--- START ---

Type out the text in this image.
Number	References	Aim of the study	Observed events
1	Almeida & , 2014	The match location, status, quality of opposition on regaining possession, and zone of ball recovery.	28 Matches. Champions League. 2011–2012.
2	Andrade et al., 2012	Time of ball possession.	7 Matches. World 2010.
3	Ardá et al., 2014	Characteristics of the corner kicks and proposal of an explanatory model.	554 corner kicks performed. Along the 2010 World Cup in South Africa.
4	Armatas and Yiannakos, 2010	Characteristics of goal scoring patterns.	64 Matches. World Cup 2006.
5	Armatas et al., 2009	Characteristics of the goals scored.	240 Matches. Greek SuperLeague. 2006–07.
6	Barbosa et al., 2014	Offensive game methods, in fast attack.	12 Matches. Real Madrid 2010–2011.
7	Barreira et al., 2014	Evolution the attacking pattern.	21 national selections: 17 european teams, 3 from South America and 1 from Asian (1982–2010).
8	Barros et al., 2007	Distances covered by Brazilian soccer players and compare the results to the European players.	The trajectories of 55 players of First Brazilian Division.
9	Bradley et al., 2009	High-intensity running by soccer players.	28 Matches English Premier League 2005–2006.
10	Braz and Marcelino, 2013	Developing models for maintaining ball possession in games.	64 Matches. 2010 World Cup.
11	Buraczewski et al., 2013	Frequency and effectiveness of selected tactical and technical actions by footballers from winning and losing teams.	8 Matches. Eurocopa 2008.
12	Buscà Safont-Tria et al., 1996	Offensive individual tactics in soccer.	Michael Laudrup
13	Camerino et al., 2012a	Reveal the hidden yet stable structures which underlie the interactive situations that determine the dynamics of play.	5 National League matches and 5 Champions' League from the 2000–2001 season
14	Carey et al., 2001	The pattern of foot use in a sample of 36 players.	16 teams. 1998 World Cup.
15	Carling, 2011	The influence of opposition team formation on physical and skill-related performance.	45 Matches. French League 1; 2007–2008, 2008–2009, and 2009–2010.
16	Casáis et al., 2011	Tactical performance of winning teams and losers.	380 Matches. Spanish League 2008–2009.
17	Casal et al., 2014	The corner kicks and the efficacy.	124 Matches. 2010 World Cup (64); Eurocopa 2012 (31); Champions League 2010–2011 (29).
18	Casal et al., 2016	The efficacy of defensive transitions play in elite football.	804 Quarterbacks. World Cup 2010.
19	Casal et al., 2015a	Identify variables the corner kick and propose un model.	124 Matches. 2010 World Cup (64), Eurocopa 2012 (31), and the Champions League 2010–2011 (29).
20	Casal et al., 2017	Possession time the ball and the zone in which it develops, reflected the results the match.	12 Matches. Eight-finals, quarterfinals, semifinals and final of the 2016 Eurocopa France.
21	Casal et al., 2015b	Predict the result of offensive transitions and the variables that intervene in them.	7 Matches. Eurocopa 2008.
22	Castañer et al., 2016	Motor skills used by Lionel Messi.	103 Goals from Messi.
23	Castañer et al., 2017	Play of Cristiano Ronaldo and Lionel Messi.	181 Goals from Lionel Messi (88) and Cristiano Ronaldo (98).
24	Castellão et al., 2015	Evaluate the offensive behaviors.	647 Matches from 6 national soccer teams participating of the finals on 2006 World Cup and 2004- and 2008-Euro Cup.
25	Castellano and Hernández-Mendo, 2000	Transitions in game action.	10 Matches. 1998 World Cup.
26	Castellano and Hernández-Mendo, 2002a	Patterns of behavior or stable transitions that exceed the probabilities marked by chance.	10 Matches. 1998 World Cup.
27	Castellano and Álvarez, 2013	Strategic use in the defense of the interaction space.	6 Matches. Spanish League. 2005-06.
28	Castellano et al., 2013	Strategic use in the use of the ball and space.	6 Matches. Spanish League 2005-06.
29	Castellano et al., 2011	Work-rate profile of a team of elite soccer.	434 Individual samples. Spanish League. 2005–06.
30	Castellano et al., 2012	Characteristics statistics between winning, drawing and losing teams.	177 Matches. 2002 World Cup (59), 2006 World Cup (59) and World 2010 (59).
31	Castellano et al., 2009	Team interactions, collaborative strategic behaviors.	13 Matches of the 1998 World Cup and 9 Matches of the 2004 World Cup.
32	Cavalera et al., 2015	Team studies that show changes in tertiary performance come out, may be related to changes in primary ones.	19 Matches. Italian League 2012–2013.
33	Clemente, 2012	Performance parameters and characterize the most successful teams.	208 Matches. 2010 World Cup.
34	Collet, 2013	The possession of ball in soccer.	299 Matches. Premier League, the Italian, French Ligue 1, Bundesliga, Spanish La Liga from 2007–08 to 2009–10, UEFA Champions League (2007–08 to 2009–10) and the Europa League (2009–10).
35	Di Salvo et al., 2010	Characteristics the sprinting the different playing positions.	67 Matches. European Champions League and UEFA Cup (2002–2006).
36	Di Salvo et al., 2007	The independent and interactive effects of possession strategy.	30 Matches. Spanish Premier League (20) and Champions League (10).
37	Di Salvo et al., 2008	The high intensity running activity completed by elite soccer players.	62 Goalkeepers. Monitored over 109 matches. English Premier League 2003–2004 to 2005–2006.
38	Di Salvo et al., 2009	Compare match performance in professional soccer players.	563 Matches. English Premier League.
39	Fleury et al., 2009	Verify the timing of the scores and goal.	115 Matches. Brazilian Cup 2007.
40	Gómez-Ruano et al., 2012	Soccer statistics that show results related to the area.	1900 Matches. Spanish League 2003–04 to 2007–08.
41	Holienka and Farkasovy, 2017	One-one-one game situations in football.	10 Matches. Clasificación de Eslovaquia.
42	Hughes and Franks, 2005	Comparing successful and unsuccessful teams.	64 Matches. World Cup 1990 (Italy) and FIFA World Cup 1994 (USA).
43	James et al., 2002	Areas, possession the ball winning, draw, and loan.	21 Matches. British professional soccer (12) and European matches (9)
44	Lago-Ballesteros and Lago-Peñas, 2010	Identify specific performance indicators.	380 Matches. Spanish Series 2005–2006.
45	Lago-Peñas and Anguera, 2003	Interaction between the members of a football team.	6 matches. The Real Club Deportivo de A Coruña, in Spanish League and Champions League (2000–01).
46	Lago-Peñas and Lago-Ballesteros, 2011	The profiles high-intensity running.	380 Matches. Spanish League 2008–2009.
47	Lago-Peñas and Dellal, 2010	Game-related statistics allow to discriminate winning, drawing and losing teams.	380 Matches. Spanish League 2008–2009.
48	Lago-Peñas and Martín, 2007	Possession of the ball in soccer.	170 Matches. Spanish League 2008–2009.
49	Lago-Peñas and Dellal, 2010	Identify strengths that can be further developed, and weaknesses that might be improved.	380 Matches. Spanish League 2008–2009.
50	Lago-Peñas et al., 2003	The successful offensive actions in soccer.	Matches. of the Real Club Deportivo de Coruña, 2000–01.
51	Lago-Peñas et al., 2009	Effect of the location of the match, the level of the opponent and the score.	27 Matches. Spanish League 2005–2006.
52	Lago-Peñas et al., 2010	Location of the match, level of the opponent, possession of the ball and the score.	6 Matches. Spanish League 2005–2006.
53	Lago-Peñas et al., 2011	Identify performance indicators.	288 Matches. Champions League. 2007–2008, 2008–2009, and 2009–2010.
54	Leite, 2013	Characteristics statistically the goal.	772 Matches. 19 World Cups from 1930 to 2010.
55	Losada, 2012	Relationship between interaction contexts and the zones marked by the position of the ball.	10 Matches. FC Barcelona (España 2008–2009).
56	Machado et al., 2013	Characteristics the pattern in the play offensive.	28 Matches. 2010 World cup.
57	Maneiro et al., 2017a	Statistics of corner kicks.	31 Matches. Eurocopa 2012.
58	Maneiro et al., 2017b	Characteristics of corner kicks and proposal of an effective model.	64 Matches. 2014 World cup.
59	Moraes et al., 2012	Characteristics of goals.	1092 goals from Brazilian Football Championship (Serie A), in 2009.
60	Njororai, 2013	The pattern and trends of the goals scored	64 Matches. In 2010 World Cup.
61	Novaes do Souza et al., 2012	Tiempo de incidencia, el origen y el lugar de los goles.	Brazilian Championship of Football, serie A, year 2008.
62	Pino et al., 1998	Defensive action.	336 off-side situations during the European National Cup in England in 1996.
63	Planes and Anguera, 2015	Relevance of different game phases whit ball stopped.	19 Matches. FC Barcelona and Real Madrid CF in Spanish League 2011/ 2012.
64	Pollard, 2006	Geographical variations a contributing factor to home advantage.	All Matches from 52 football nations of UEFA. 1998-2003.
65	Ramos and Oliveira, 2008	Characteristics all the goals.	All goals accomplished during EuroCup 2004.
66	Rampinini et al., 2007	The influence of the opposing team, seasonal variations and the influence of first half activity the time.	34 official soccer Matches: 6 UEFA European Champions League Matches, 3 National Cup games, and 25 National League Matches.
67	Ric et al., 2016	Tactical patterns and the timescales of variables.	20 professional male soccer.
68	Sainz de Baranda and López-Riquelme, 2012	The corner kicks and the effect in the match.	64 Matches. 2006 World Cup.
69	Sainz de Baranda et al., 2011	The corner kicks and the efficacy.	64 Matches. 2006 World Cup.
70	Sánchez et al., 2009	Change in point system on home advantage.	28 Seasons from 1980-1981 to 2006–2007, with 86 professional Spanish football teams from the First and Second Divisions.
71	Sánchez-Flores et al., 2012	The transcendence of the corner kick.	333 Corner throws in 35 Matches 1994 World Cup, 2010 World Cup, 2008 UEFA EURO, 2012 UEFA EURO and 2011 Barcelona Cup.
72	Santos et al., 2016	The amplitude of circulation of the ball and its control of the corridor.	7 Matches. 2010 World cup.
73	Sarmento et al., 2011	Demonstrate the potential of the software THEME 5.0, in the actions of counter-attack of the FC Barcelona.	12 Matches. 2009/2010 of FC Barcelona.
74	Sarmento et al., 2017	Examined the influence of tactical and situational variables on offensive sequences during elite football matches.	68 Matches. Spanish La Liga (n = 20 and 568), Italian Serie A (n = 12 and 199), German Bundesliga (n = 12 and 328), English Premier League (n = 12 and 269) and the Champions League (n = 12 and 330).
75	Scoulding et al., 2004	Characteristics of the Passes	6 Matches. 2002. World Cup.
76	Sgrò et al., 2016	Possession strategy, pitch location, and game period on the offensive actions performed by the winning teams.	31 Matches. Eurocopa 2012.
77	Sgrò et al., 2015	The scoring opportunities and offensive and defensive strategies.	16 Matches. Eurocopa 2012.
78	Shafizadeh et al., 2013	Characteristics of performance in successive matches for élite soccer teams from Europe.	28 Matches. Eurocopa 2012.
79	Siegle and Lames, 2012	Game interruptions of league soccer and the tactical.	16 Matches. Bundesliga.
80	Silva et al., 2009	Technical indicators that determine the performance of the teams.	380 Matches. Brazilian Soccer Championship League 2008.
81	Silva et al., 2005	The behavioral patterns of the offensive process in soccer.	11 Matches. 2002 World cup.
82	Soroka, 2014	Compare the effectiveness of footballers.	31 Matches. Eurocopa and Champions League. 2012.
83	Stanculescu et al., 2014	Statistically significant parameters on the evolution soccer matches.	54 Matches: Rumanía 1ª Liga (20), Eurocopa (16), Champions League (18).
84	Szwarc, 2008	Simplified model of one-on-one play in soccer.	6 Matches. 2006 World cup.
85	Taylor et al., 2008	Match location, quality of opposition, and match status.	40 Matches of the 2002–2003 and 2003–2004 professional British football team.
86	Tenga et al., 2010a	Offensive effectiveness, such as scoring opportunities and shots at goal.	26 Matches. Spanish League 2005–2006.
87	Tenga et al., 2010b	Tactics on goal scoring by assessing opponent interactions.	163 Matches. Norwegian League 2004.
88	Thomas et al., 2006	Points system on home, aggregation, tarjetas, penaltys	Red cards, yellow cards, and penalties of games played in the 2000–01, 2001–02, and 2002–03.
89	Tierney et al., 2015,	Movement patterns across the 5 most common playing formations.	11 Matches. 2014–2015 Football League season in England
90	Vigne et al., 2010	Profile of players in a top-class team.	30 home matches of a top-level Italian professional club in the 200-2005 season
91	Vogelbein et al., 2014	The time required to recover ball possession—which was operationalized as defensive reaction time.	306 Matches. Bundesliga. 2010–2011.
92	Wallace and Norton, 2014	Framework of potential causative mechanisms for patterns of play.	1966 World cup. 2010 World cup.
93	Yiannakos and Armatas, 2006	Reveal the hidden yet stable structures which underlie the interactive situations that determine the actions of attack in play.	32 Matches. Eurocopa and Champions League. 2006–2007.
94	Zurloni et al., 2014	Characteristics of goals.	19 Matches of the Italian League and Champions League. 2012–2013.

--- END ---

EXERCISE DIRECTIONS: Check each line of the records above for the string "England", and report every line that has it.

ANSWER IN FULL:
62	Pino et al., 1998	Defensive action.	336 off-side situations during the European National Cup in England in 1996.
89	Tierney et al., 2015,	Movement patterns across the 5 most common playing formations.	11 Matches. 2014–2015 Football League season in England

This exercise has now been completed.